* Input for this task
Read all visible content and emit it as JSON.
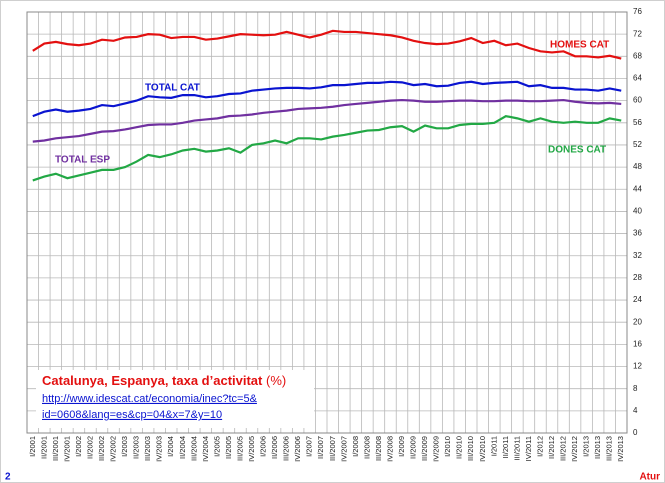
{
  "chart_data": {
    "type": "line",
    "title": "Catalunya, Espanya, taxa d’activitat",
    "title_unit": "(%)",
    "source_links": [
      "http://www.idescat.cat/economia/inec?tc=5&",
      "id=0608&lang=es&cp=04&x=7&y=10"
    ],
    "page_number": "2",
    "footer": "Atur",
    "categories": [
      "I/2001",
      "II/2001",
      "III/2001",
      "IV/2001",
      "I/2002",
      "II/2002",
      "III/2002",
      "IV/2002",
      "I/2003",
      "II/2003",
      "III/2003",
      "IV/2003",
      "I/2004",
      "II/2004",
      "III/2004",
      "IV/2004",
      "I/2005",
      "II/2005",
      "III/2005",
      "IV/2005",
      "I/2006",
      "II/2006",
      "III/2006",
      "IV/2006",
      "I/2007",
      "II/2007",
      "III/2007",
      "IV/2007",
      "I/2008",
      "II/2008",
      "III/2008",
      "IV/2008",
      "I/2009",
      "II/2009",
      "III/2009",
      "IV/2009",
      "I/2010",
      "II/2010",
      "III/2010",
      "IV/2010",
      "I/2011",
      "II/2011",
      "III/2011",
      "IV/2011",
      "I/2012",
      "II/2012",
      "III/2012",
      "IV/2012",
      "I/2013",
      "II/2013",
      "III/2013",
      "IV/2013"
    ],
    "series": [
      {
        "name": "HOMES CAT",
        "color": "#e31010",
        "values": [
          69,
          70.3,
          70.6,
          70.2,
          70,
          70.3,
          71,
          70.8,
          71.4,
          71.5,
          72,
          71.9,
          71.3,
          71.5,
          71.5,
          71,
          71.2,
          71.6,
          72,
          71.9,
          71.8,
          71.9,
          72.4,
          71.9,
          71.4,
          71.9,
          72.6,
          72.4,
          72.4,
          72.2,
          72,
          71.8,
          71.4,
          70.8,
          70.4,
          70.2,
          70.3,
          70.7,
          71.3,
          70.4,
          70.8,
          70,
          70.3,
          69.5,
          68.9,
          68.7,
          68.9,
          68,
          68,
          67.8,
          68.1,
          67.6
        ]
      },
      {
        "name": "TOTAL CAT",
        "color": "#0a14d0",
        "values": [
          57.2,
          58,
          58.4,
          58,
          58.2,
          58.5,
          59.2,
          59,
          59.5,
          60,
          60.8,
          60.6,
          60.5,
          61,
          61,
          60.6,
          60.8,
          61.2,
          61.3,
          61.8,
          62,
          62.2,
          62.3,
          62.3,
          62.2,
          62.4,
          62.8,
          62.8,
          63,
          63.2,
          63.2,
          63.4,
          63.3,
          62.8,
          63,
          62.6,
          62.7,
          63.2,
          63.4,
          63,
          63.2,
          63.3,
          63.4,
          62.6,
          62.8,
          62.3,
          62.3,
          62,
          62,
          61.8,
          62.2,
          61.8
        ]
      },
      {
        "name": "TOTAL ESP",
        "color": "#7030a0",
        "values": [
          52.6,
          52.8,
          53.2,
          53.4,
          53.6,
          54,
          54.4,
          54.5,
          54.8,
          55.2,
          55.6,
          55.7,
          55.7,
          56,
          56.4,
          56.6,
          56.8,
          57.2,
          57.3,
          57.5,
          57.8,
          58,
          58.2,
          58.5,
          58.6,
          58.7,
          58.9,
          59.2,
          59.4,
          59.6,
          59.8,
          60,
          60.1,
          60,
          59.8,
          59.8,
          59.9,
          60,
          60,
          59.9,
          59.9,
          60,
          60,
          59.9,
          59.9,
          60,
          60.1,
          59.8,
          59.6,
          59.5,
          59.6,
          59.4
        ]
      },
      {
        "name": "DONES CAT",
        "color": "#22a845",
        "values": [
          45.6,
          46.3,
          46.8,
          46,
          46.5,
          47,
          47.5,
          47.5,
          48,
          49,
          50.2,
          49.8,
          50.3,
          51,
          51.3,
          50.8,
          51,
          51.4,
          50.6,
          52,
          52.3,
          52.8,
          52.3,
          53.2,
          53.2,
          53,
          53.5,
          53.8,
          54.2,
          54.6,
          54.7,
          55.2,
          55.4,
          54.4,
          55.5,
          55,
          55,
          55.6,
          55.8,
          55.8,
          56,
          57.2,
          56.8,
          56.2,
          56.8,
          56.2,
          56,
          56.2,
          56,
          56,
          56.8,
          56.4
        ]
      }
    ],
    "ylim": [
      0,
      76
    ],
    "yticks": [
      0,
      4,
      8,
      12,
      16,
      20,
      24,
      28,
      32,
      36,
      40,
      44,
      48,
      52,
      56,
      60,
      64,
      68,
      72,
      76
    ],
    "grid": true
  }
}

* To do
Lines in the records that hold the word "name" are to be counted; give only the total.

* Solution to this task
4